**PASSAGE GIVEN:**
Source code for mangadap.util.vander

"""
Implements a base class that performs linear least-squares fitting of
1D basis functions constructed via a pseudo-Vandermonde matrix.

----

.. include license and copyright
.. include:: ../include/copy.rst

----

.. include common links, assuming primary doc root is up one directory
.. include:: ../include/links.rst
"""
import os
import time

from IPython import embed

import numpy

from . import modeling

# TODO: Generalize this even further so that a user can provide their
# own "basis" functions. And change the name of this module to
# basis.py?

[docs]class Vander1D:
    r"""
    Base class for least-squares fitting using linear combinations of 1D
    basis functions.

    Args:
        vander (callable):
            Function used to generate the pseudo-Vandermonde matrix
            of the basis functions; e.g.,
            `numpy.polynomial.legendre.legvander`_. Calling sequence
            must be ``vander(x,order)``.

**RECORD SET:**
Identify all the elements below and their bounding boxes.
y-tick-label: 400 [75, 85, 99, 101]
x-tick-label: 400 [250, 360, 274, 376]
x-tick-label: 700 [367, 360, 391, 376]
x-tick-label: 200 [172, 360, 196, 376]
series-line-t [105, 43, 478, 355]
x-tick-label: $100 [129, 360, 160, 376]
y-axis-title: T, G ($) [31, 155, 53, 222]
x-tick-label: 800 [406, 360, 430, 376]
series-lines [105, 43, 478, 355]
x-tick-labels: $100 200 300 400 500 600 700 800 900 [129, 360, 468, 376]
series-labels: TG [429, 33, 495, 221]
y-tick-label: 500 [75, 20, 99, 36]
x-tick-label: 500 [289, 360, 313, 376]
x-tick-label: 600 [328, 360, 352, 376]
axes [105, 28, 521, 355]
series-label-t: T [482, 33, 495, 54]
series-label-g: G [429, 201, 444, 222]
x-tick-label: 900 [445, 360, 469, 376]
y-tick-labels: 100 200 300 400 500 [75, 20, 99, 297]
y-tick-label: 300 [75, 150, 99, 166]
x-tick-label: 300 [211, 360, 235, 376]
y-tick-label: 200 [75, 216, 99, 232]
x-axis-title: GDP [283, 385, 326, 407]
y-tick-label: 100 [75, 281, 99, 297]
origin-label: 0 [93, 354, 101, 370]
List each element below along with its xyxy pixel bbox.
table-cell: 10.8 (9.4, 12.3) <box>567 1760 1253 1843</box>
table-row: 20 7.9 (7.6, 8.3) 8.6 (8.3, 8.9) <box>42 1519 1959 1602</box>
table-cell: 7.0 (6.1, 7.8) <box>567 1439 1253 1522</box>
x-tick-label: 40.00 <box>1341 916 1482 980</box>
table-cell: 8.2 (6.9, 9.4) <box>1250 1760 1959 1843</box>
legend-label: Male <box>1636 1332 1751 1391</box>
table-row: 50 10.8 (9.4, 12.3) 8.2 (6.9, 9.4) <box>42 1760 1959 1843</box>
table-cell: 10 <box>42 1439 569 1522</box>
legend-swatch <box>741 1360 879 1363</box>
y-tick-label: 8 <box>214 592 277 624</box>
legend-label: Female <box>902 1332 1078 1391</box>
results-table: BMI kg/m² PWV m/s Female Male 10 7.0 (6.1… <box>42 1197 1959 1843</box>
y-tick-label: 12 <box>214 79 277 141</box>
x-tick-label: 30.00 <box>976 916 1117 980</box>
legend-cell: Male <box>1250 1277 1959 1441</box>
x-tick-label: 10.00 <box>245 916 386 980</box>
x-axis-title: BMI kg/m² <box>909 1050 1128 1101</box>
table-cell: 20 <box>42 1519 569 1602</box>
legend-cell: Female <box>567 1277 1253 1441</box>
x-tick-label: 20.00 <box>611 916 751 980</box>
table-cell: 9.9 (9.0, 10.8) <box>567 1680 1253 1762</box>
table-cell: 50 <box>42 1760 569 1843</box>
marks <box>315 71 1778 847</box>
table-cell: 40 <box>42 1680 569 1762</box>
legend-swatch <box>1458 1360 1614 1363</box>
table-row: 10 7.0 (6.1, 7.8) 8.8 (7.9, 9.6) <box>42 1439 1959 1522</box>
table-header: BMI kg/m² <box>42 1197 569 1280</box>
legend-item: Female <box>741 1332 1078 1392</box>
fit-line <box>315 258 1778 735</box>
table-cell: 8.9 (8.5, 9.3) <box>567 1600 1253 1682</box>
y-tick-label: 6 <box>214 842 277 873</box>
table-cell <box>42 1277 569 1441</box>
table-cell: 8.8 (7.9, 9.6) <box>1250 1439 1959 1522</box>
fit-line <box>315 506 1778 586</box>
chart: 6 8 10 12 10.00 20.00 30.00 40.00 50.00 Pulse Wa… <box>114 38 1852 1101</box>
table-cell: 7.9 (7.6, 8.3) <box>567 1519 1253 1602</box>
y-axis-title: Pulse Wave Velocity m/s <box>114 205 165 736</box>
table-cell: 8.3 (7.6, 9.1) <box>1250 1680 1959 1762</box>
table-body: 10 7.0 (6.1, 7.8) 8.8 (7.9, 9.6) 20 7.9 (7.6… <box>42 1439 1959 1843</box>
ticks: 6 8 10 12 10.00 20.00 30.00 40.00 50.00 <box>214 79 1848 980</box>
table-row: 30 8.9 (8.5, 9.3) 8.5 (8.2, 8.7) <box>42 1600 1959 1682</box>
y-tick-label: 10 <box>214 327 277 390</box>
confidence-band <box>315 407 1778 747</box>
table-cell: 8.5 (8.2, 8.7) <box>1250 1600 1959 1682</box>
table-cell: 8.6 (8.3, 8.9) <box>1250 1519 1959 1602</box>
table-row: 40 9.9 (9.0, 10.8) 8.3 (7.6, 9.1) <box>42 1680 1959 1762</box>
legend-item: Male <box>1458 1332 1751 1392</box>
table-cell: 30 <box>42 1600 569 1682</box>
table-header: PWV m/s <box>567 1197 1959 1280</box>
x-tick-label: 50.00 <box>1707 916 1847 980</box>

**GIVEN EXERCISE A:** In the records, from the first line up to and including the line with "origin-label: 0 [93, 354, 101, 370]", substitute "x-axis-label" for "x-axis-title" and write those lines out again with nothing else changed.
**GIVEN EXERCISE B:** Resume the mangadap.util.vander source code after its last line.
The module source and the records have nothing to do with each other.

**RESULT A:**
Identify all the elements below and their bounding boxes.
y-tick-label: 400 [75, 85, 99, 101]
x-tick-label: 400 [250, 360, 274, 376]
x-tick-label: 700 [367, 360, 391, 376]
x-tick-label: 200 [172, 360, 196, 376]
series-line-t [105, 43, 478, 355]
x-tick-label: $100 [129, 360, 160, 376]
y-axis-title: T, G ($) [31, 155, 53, 222]
x-tick-label: 800 [406, 360, 430, 376]
series-lines [105, 43, 478, 355]
x-tick-labels: $100 200 300 400 500 600 700 800 900 [129, 360, 468, 376]
series-labels: TG [429, 33, 495, 221]
y-tick-label: 500 [75, 20, 99, 36]
x-tick-label: 500 [289, 360, 313, 376]
x-tick-label: 600 [328, 360, 352, 376]
axes [105, 28, 521, 355]
series-label-t: T [482, 33, 495, 54]
series-label-g: G [429, 201, 444, 222]
x-tick-label: 900 [445, 360, 469, 376]
y-tick-labels: 100 200 300 400 500 [75, 20, 99, 297]
y-tick-label: 300 [75, 150, 99, 166]
x-tick-label: 300 [211, 360, 235, 376]
y-tick-label: 200 [75, 216, 99, 232]
x-axis-label: GDP [283, 385, 326, 407]
y-tick-label: 100 [75, 281, 99, 297]
origin-label: 0 [93, 354, 101, 370]

**RESULT B:**
        x (array-like):
            Ordinate for fitting.
        order (:obj:`int`):
            Order of the fit.
        rcond (:obj:`float`, optional):
            Relative condition number of the fit. Singular values
            smaller than this relative to the largest singular value
            will be ignored. The default value is len(x)*eps, where eps
            is the relative precision of the float type, about 2e-16 in
            most cases.

    Attributes:
        x (`numpy.ndarray`_):
            See the instantiation argument.  Shape is :math:`(N_{\rm
            x},)`.
        v (`numpy.ndarray`_):
            Pseudo-Vandermonde matrix of the request fitting order,
            :math:`o`.  Shape is :math:`(o+1, N_{\rm x})`.
        rcond (:obj:`float`):
            See the instantiation argument.
    """

    def __init__(self, vander, x, order, rcond=None):
        self.x = numpy.atleast_1d(x)
        if self.x.ndim != 1:
            raise ValueError('Ordinate must be a vector.')

        self.v = vander(self.x, order).T
        self.rcond = self.x.size * numpy.finfo(self.x.dtype).eps if rcond is None else rcond

    @property
    def size(self):
        """The size of the coordinate vector."""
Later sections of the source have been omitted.